WHAT YOU SHOULD DO:
Take each line containing the word "icon" and copy it.

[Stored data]
==============================

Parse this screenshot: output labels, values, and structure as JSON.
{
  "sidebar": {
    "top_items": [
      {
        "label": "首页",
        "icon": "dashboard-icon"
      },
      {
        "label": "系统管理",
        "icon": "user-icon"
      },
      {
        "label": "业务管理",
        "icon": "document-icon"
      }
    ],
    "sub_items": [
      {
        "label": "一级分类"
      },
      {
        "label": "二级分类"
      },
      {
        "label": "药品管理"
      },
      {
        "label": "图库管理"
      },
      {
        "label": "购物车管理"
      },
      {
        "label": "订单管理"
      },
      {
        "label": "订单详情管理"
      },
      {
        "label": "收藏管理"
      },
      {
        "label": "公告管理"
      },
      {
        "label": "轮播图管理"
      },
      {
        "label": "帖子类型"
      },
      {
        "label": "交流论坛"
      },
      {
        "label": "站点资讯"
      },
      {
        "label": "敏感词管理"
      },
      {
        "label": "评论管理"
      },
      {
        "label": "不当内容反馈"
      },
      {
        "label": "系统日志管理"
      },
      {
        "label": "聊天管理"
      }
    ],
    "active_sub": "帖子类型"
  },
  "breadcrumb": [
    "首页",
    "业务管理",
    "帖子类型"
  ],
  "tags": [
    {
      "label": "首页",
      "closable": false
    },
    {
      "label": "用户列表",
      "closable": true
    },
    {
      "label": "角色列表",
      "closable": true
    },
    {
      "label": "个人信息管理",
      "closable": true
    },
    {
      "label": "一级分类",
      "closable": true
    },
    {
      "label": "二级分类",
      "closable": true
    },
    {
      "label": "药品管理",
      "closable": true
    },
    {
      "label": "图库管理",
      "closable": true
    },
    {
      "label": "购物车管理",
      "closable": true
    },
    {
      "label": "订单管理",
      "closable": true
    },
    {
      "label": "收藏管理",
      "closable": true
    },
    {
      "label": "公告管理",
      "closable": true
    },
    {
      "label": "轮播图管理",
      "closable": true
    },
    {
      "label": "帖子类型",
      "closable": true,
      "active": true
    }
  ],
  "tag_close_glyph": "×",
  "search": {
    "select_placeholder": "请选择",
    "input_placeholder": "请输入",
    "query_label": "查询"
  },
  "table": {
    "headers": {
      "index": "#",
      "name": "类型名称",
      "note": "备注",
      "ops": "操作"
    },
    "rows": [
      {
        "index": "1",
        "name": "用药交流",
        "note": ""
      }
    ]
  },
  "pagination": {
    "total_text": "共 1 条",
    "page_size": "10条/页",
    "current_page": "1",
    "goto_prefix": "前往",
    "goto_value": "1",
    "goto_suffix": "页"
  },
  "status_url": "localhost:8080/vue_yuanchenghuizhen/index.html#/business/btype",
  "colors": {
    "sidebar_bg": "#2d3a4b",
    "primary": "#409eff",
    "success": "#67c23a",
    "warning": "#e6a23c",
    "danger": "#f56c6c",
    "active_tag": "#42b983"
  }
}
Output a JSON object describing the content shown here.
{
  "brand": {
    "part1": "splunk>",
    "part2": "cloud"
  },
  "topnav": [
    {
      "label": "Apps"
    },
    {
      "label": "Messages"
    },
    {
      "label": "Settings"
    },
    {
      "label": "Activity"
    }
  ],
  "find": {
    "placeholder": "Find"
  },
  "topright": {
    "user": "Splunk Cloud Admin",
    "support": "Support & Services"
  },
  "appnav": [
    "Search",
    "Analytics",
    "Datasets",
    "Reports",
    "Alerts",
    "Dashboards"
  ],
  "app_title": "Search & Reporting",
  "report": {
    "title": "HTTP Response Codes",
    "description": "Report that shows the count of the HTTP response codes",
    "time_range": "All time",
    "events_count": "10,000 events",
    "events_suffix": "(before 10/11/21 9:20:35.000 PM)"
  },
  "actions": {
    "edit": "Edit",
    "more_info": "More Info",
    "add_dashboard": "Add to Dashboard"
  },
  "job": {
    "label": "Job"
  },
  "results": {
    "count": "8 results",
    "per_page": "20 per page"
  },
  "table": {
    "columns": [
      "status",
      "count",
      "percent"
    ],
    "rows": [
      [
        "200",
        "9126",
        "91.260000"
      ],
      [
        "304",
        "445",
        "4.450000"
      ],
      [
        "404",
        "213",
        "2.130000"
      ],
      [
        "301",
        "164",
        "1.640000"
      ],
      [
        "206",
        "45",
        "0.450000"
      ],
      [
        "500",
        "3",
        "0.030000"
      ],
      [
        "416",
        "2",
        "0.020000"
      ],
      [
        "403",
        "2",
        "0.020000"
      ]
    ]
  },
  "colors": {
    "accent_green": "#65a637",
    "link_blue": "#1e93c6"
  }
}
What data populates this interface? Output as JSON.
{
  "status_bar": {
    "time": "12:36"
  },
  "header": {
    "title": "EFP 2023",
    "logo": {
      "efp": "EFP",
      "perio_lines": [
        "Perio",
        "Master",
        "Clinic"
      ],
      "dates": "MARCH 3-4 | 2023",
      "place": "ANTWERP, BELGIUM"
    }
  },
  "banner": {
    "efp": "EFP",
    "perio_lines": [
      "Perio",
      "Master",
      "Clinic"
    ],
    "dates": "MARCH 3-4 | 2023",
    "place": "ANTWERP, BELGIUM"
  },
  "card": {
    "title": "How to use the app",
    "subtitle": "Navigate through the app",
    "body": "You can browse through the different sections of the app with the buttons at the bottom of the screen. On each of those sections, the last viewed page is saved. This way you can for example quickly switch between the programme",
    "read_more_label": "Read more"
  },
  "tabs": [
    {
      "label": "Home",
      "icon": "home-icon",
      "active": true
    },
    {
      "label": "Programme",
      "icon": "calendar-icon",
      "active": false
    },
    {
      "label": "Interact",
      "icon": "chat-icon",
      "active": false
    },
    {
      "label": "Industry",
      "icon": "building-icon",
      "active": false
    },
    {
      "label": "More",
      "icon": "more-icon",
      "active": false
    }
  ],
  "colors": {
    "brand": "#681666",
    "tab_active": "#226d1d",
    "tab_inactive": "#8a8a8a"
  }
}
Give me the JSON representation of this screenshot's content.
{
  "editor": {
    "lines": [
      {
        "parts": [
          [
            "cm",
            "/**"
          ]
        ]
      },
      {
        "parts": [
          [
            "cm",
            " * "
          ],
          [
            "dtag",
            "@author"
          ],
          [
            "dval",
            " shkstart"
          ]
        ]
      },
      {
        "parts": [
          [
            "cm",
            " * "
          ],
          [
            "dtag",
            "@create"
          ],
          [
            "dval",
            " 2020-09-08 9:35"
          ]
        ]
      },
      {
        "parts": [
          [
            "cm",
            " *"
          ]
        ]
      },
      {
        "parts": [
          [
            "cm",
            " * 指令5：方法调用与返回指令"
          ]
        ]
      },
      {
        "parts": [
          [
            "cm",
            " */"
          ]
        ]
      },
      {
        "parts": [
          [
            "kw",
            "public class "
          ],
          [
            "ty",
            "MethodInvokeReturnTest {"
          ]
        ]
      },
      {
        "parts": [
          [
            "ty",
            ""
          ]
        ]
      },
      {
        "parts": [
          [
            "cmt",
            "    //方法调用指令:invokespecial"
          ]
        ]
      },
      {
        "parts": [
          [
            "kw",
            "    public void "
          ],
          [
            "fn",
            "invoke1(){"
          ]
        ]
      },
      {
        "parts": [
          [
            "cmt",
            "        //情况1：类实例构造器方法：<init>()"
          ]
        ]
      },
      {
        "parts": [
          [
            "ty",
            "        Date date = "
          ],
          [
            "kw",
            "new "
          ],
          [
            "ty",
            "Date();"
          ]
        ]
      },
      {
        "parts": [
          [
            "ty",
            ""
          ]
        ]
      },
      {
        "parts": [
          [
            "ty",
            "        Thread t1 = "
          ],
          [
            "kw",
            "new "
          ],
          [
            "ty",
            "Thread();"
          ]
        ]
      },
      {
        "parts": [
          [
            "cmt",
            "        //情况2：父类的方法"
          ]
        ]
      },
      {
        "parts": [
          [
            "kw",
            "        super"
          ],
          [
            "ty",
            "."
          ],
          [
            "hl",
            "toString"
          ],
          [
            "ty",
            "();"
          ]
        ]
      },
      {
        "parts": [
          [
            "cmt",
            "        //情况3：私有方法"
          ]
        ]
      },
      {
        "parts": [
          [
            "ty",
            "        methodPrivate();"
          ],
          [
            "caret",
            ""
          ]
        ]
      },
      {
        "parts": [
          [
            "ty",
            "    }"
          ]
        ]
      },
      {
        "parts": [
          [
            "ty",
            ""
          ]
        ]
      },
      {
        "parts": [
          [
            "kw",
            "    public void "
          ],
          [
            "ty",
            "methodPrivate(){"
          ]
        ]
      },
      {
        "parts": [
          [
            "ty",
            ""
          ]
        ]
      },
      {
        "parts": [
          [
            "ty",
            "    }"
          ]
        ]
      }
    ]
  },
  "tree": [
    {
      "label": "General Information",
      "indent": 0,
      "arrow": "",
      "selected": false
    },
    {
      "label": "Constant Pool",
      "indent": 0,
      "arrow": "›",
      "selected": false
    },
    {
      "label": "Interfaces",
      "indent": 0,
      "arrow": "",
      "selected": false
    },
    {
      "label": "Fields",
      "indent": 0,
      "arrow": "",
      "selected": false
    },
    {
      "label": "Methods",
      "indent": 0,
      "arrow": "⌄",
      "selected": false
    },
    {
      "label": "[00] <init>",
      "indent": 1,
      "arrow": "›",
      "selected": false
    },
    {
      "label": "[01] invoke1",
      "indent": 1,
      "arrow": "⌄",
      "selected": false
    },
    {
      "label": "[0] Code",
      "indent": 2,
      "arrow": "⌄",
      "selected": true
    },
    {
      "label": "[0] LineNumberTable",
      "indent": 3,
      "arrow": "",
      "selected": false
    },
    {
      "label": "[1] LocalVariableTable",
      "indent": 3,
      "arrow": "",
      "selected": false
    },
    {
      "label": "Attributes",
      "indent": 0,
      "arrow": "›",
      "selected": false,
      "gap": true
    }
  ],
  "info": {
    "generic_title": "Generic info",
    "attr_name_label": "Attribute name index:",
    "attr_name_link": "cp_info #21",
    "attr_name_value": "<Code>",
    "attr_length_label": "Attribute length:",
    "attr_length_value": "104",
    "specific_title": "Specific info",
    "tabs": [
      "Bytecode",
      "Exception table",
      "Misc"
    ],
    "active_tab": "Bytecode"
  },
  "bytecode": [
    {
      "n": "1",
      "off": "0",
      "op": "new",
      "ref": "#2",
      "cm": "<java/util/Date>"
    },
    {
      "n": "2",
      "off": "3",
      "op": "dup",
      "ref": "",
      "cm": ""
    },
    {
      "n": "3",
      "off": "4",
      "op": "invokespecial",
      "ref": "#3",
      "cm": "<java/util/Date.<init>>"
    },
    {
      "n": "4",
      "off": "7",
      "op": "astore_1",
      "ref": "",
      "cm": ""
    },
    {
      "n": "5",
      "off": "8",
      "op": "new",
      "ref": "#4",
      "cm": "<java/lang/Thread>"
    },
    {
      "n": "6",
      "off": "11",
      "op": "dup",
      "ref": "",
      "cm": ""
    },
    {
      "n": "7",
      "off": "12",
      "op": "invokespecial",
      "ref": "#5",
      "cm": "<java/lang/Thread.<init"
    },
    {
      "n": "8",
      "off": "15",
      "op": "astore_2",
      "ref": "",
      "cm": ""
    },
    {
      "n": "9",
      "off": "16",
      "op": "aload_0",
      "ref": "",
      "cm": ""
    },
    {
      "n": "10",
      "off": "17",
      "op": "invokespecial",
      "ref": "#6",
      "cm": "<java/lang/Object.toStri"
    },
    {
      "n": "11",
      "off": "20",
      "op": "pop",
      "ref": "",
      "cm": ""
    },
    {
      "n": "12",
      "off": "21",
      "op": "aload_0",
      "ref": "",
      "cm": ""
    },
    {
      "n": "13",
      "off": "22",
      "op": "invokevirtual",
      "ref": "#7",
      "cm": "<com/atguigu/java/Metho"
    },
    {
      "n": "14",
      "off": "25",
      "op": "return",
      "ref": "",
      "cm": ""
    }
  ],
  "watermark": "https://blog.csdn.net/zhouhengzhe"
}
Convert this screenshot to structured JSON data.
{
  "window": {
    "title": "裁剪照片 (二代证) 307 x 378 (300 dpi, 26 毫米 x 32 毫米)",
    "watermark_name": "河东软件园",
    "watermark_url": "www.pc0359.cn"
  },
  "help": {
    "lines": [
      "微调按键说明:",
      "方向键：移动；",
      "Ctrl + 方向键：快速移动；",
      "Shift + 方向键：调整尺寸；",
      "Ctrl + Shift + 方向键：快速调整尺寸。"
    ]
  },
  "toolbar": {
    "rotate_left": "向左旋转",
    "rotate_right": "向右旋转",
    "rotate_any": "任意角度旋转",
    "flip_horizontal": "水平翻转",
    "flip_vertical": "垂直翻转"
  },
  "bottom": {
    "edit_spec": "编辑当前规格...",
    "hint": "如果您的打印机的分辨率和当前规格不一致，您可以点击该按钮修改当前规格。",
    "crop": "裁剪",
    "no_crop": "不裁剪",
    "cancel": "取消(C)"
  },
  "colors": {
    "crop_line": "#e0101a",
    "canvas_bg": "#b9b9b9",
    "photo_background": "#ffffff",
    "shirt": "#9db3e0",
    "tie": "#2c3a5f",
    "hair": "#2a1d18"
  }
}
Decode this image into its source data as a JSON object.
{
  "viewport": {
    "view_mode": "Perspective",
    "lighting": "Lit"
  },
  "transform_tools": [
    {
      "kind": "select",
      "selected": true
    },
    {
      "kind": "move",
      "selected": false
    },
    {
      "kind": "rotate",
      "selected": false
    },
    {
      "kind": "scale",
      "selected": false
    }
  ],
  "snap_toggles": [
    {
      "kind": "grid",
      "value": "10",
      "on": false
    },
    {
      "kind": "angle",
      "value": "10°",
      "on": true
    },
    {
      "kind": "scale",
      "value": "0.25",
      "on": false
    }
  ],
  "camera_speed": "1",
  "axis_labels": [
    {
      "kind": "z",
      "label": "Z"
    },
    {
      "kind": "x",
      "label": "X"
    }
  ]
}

==============================

SOLUTION FOR THIS PROBLEM:
        "icon": "dashboard-icon"
        "icon": "user-icon"
        "icon": "document-icon"
      "icon": "home-icon",
      "icon": "calendar-icon",
      "icon": "chat-icon",
      "icon": "building-icon",
      "icon": "more-icon",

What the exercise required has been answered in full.